Print the records below word for word, but leave out the pictures.

···

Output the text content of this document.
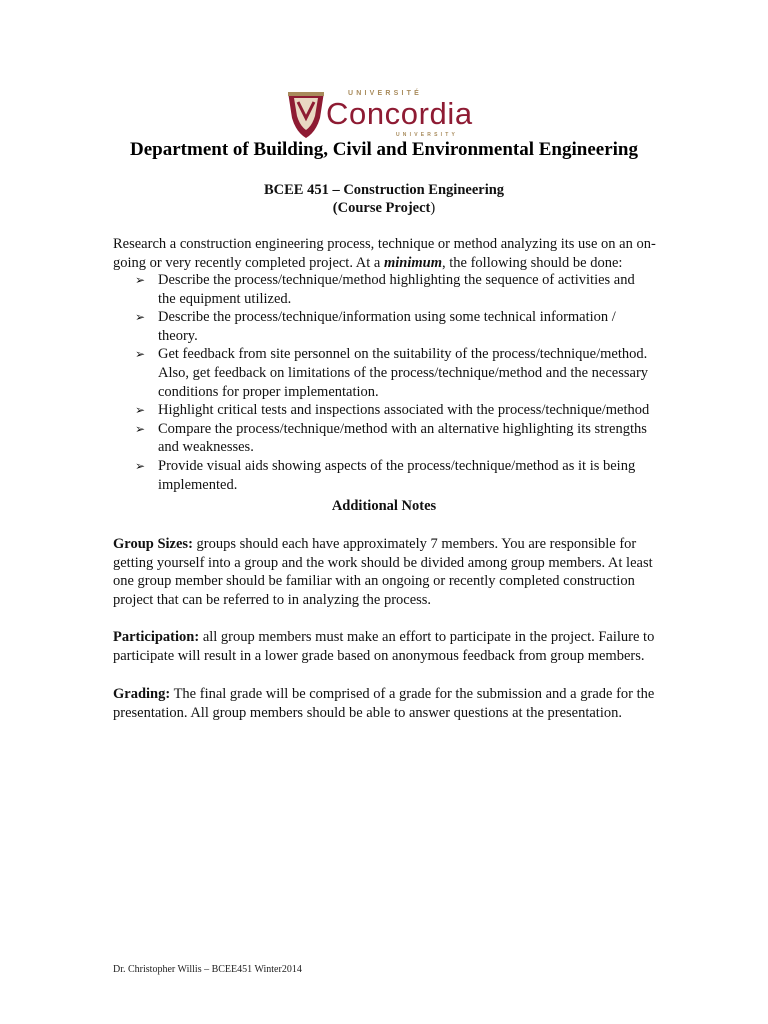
UNIVERSITÉ
Concordia
UNIVERSITY
Department of Building, Civil and Environmental Engineering
BCEE 451 – Construction Engineering
(Course Project)
Research a construction engineering process, technique or method analyzing its use on an on-going or very recently completed project. At a minimum, the following should be done:
➢ Describe the process/technique/method highlighting the sequence of activities and the equipment utilized.
➢ Describe the process/technique/information using some technical information / theory.
➢ Get feedback from site personnel on the suitability of the process/technique/method. Also, get feedback on limitations of the process/technique/method and the necessary conditions for proper implementation.
➢ Highlight critical tests and inspections associated with the process/technique/method
➢ Compare the process/technique/method with an alternative highlighting its strengths and weaknesses.
➢ Provide visual aids showing aspects of the process/technique/method as it is being implemented.
Additional Notes
Group Sizes: groups should each have approximately 7 members. You are responsible for getting yourself into a group and the work should be divided among group members. At least one group member should be familiar with an ongoing or recently completed construction project that can be referred to in analyzing the process.
Participation: all group members must make an effort to participate in the project. Failure to participate will result in a lower grade based on anonymous feedback from group members.
Grading: The final grade will be comprised of a grade for the submission and a grade for the presentation. All group members should be able to answer questions at the presentation.
Dr. Christopher Willis – BCEE451 Winter2014
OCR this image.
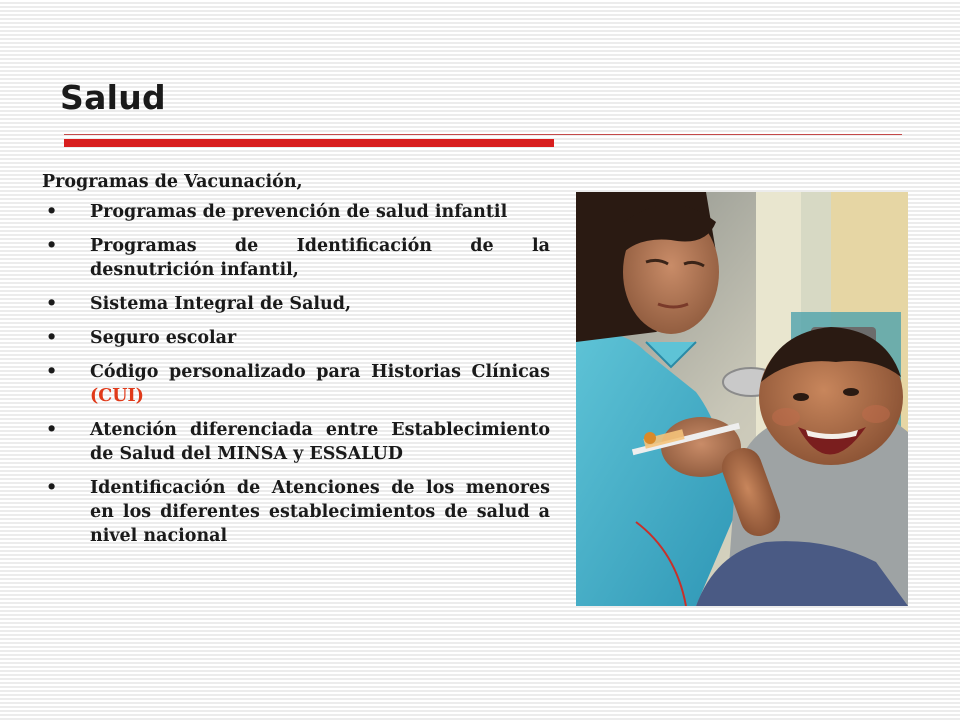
Salud
Programas de Vacunación,
• Programas de prevención de salud infantil
• Programas de Identificación de la desnutrición infantil,
• Sistema Integral de Salud,
• Seguro escolar
• Código personalizado para Historias Clínicas (CUI)
• Atención diferenciada entre Establecimiento de Salud del MINSA y ESSALUD
• Identificación de Atenciones de los menores en los diferentes establecimientos de salud a nivel nacional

···

FINISHED TASK:
Output the text content of this document.
UNIVERSITÉ
Concordia
UNIVERSITY
Department of Building, Civil and Environmental Engineering
BCEE 451 – Construction Engineering
(Course Project)
Research a construction engineering process, technique or method analyzing its use on an on-going or very recently completed project. At a minimum, the following should be done:
➢ Describe the process/technique/method highlighting the sequence of activities and the equipment utilized.
➢ Describe the process/technique/information using some technical information / theory.
➢ Get feedback from site personnel on the suitability of the process/technique/method. Also, get feedback on limitations of the process/technique/method and the necessary conditions for proper implementation.
➢ Highlight critical tests and inspections associated with the process/technique/method
➢ Compare the process/technique/method with an alternative highlighting its strengths and weaknesses.
➢ Provide visual aids showing aspects of the process/technique/method as it is being implemented.
Additional Notes
Group Sizes: groups should each have approximately 7 members. You are responsible for getting yourself into a group and the work should be divided among group members. At least one group member should be familiar with an ongoing or recently completed construction project that can be referred to in analyzing the process.
Participation: all group members must make an effort to participate in the project. Failure to participate will result in a lower grade based on anonymous feedback from group members.
Grading: The final grade will be comprised of a grade for the submission and a grade for the presentation. All group members should be able to answer questions at the presentation.
Dr. Christopher Willis – BCEE451 Winter2014
OCR this image.
Salud
Programas de Vacunación,
• Programas de prevención de salud infantil
• Programas de Identificación de la desnutrición infantil,
• Sistema Integral de Salud,
• Seguro escolar
• Código personalizado para Historias Clínicas (CUI)
• Atención diferenciada entre Establecimiento de Salud del MINSA y ESSALUD
• Identificación de Atenciones de los menores en los diferentes establecimientos de salud a nivel nacional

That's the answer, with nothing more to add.